Problem:
Copy out all lines in the data below containing the string "incubation".

[Start of Excerpted records]

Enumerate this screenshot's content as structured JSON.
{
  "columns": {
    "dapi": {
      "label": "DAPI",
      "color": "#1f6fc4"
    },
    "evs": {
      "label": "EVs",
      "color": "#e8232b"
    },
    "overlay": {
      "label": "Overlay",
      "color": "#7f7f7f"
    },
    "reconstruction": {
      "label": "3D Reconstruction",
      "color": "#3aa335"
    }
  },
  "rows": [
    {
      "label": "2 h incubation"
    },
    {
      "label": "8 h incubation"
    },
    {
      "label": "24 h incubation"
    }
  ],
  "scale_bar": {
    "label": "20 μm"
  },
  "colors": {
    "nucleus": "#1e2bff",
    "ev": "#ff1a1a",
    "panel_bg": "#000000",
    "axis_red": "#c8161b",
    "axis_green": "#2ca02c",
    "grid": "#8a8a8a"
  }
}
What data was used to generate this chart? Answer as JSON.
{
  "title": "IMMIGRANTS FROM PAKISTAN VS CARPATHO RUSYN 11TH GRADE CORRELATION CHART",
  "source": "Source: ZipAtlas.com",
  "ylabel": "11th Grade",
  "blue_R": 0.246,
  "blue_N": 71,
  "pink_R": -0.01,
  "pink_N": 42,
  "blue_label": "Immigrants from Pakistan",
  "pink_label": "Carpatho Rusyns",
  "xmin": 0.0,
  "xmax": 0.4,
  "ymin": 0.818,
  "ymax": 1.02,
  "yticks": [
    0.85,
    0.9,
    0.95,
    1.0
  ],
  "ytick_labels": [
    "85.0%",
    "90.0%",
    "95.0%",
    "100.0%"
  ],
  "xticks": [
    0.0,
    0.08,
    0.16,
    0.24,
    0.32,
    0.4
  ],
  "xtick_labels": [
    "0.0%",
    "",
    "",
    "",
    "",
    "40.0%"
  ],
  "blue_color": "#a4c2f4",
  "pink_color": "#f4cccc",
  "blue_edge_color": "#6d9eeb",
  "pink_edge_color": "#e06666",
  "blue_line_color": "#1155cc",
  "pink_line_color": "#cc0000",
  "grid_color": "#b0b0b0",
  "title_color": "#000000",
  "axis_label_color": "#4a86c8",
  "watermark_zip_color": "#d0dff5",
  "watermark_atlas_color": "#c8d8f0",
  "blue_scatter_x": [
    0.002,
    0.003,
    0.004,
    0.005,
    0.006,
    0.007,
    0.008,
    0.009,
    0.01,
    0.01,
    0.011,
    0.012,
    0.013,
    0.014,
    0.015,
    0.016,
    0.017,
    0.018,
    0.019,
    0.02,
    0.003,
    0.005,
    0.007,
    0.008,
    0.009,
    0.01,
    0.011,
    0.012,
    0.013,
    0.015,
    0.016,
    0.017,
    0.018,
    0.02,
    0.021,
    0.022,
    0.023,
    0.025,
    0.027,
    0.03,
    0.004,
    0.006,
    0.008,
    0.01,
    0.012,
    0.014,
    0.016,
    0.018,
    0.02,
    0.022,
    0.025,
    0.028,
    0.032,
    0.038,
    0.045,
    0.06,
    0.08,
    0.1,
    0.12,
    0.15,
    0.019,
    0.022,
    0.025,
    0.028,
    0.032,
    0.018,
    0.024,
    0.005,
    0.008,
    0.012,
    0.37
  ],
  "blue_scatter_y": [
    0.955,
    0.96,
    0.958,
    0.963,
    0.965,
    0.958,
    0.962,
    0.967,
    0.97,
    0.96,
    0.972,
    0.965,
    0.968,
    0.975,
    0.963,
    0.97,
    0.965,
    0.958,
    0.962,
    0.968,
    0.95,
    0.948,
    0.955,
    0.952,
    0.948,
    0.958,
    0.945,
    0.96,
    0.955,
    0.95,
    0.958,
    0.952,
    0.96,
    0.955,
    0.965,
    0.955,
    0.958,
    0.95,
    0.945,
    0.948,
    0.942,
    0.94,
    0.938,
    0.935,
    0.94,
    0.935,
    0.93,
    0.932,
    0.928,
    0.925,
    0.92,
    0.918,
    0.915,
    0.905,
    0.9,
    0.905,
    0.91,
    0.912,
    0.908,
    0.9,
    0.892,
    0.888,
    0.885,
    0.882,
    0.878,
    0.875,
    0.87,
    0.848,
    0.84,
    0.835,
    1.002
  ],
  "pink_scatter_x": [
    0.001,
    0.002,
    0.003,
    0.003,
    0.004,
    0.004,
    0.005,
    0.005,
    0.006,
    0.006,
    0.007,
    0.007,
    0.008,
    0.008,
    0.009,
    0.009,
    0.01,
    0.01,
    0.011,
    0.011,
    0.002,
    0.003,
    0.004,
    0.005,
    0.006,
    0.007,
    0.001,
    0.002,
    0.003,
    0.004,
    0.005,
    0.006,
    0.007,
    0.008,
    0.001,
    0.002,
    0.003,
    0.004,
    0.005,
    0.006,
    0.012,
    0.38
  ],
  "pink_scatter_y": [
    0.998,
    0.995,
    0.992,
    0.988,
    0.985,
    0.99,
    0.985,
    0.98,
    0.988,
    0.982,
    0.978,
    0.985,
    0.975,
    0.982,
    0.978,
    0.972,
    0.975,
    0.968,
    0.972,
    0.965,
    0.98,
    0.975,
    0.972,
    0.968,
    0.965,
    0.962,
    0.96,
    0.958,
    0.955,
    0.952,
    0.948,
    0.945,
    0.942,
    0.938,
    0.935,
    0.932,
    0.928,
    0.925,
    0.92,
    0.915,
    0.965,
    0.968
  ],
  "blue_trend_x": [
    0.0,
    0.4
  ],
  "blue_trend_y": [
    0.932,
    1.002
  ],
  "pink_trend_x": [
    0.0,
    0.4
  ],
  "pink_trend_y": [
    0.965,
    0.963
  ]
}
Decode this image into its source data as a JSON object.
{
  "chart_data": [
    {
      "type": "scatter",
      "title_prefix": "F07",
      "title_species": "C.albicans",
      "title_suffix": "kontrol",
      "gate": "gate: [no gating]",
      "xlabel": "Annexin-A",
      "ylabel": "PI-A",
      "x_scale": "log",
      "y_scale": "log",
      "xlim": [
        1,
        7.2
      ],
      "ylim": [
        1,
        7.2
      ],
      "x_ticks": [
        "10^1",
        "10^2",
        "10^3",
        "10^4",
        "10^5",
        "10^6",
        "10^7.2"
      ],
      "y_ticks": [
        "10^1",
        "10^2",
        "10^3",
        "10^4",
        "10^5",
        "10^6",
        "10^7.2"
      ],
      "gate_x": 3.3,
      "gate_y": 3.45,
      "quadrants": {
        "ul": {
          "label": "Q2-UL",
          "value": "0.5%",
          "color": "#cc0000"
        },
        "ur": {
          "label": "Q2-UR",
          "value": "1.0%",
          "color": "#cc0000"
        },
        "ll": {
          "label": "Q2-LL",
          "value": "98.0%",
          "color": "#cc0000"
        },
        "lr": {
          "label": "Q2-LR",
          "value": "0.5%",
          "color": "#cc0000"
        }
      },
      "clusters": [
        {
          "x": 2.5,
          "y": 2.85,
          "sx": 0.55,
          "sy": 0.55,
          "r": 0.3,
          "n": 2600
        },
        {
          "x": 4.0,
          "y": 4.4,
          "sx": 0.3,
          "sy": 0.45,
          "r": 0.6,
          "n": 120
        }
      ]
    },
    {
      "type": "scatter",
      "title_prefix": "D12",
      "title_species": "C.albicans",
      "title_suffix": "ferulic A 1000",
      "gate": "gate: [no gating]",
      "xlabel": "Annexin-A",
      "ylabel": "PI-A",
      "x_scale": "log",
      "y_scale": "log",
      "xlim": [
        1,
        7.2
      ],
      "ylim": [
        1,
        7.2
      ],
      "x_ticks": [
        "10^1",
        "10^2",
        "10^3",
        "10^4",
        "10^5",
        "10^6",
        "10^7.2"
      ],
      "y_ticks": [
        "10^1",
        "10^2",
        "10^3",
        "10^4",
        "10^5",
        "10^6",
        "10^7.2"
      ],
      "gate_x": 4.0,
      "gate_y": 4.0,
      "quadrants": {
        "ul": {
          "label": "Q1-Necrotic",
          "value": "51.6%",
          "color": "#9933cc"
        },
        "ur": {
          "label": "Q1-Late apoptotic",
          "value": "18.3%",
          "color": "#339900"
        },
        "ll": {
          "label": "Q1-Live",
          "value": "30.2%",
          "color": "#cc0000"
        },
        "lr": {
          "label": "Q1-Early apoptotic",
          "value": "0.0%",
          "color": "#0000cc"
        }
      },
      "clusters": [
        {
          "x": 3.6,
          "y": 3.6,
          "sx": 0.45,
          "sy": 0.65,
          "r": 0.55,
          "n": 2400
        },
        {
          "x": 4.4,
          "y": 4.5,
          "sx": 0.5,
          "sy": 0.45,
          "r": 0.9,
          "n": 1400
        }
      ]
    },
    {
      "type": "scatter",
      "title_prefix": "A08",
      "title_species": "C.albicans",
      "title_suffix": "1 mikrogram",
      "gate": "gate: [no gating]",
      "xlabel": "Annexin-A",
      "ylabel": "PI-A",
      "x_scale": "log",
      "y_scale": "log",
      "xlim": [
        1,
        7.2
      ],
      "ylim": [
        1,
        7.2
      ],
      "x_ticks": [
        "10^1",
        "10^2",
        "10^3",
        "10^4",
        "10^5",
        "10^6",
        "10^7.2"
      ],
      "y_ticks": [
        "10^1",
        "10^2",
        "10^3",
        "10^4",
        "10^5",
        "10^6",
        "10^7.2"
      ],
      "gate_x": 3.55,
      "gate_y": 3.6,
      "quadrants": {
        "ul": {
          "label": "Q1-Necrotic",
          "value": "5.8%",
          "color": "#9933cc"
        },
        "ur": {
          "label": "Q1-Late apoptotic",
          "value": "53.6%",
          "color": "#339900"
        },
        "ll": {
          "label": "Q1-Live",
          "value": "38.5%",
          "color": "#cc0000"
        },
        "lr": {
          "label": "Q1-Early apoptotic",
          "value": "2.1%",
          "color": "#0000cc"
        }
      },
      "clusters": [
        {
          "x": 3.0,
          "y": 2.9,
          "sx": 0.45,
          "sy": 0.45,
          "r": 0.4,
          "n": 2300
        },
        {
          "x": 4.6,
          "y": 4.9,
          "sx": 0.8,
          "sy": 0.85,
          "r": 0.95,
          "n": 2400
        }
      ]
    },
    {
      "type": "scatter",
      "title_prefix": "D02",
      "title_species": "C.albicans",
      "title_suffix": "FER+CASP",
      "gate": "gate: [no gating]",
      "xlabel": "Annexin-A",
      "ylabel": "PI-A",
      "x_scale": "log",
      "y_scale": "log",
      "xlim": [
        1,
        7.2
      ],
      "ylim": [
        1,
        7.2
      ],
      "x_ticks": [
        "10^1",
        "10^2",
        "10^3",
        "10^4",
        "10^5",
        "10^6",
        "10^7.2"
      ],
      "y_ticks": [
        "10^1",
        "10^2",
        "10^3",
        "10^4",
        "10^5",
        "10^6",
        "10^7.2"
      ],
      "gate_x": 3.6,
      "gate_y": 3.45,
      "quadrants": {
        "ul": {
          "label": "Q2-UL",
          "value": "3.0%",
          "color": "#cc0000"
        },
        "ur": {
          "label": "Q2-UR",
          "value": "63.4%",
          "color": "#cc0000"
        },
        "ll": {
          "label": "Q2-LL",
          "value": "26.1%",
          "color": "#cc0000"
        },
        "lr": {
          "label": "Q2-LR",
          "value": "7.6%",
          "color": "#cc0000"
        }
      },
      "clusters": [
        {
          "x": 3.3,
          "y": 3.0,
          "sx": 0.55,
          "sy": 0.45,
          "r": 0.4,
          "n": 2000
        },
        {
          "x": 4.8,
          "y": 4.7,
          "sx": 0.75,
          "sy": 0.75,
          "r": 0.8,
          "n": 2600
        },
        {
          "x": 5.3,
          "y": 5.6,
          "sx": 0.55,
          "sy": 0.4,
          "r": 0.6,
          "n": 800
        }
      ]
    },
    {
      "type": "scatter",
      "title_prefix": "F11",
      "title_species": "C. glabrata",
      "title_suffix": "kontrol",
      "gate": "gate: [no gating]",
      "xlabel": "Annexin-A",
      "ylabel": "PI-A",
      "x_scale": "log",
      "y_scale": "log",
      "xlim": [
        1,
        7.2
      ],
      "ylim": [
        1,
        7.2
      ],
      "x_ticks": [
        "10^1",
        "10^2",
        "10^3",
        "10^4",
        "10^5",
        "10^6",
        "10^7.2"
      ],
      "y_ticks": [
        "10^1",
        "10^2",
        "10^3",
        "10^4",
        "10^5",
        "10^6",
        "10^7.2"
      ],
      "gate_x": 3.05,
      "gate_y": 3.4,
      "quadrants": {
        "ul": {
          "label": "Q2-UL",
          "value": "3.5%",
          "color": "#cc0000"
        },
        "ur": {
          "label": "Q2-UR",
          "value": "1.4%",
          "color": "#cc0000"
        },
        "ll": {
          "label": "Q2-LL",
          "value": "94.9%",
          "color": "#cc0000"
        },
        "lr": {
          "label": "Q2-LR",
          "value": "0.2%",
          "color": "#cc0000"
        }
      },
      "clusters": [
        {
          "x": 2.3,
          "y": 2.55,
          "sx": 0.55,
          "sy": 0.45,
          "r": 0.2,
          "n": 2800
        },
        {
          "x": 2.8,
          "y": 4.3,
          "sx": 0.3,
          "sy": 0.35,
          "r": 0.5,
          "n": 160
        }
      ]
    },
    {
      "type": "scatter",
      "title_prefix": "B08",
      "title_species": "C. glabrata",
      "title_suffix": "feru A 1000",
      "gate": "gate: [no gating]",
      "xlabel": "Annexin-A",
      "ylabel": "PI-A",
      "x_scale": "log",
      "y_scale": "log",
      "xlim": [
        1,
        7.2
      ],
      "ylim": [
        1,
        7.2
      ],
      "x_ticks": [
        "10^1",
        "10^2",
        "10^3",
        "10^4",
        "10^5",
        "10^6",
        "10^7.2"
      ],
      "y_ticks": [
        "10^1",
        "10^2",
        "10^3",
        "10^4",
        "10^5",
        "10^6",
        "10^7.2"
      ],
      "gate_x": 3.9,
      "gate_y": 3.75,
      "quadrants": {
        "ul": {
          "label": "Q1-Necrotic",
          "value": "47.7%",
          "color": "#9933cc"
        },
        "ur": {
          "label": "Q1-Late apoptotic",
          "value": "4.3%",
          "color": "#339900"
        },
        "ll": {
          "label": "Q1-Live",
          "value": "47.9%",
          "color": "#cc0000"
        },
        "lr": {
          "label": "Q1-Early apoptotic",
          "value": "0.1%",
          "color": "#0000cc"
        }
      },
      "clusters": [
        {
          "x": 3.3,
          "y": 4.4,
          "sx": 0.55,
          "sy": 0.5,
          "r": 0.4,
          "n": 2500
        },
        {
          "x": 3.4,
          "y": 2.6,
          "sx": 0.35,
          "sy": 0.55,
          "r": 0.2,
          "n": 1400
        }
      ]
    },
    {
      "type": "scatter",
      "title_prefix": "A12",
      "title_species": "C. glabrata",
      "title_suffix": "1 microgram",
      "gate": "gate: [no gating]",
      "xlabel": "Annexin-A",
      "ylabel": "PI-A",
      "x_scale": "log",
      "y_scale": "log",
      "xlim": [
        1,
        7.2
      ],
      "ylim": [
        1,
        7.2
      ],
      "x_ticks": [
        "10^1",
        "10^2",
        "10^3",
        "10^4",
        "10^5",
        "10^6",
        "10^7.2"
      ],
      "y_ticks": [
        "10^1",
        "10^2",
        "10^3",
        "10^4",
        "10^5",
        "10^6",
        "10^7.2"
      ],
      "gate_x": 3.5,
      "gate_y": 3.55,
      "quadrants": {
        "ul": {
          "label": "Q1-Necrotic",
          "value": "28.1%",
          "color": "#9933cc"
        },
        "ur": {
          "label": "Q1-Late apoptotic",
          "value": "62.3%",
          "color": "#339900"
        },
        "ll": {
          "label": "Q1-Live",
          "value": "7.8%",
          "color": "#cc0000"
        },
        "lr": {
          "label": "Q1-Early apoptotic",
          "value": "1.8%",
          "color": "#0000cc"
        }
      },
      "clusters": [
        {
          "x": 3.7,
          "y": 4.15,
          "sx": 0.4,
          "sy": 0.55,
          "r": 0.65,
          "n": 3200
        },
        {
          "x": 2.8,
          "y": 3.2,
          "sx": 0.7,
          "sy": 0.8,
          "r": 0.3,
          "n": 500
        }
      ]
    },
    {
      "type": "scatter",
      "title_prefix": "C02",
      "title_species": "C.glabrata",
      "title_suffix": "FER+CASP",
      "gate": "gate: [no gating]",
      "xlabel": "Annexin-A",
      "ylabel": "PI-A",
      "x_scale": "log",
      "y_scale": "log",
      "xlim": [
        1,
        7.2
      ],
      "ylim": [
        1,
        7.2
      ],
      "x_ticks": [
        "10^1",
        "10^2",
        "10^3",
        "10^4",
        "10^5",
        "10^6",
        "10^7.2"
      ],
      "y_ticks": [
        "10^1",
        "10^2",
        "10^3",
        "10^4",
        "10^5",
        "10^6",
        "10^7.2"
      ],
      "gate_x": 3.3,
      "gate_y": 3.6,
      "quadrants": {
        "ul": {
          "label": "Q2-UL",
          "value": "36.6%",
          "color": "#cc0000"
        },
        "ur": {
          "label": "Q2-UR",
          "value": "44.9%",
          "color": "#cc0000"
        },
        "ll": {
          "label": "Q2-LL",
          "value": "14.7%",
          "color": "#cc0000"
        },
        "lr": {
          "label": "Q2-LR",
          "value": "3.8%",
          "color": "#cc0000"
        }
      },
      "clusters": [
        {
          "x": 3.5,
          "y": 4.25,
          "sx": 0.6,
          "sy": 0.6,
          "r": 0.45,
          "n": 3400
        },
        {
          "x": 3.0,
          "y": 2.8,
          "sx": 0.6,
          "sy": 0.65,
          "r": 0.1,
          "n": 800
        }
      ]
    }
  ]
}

[End of Excerpted records]

Result of the task:
      "label": "2 h incubation"
      "label": "8 h incubation"
      "label": "24 h incubation"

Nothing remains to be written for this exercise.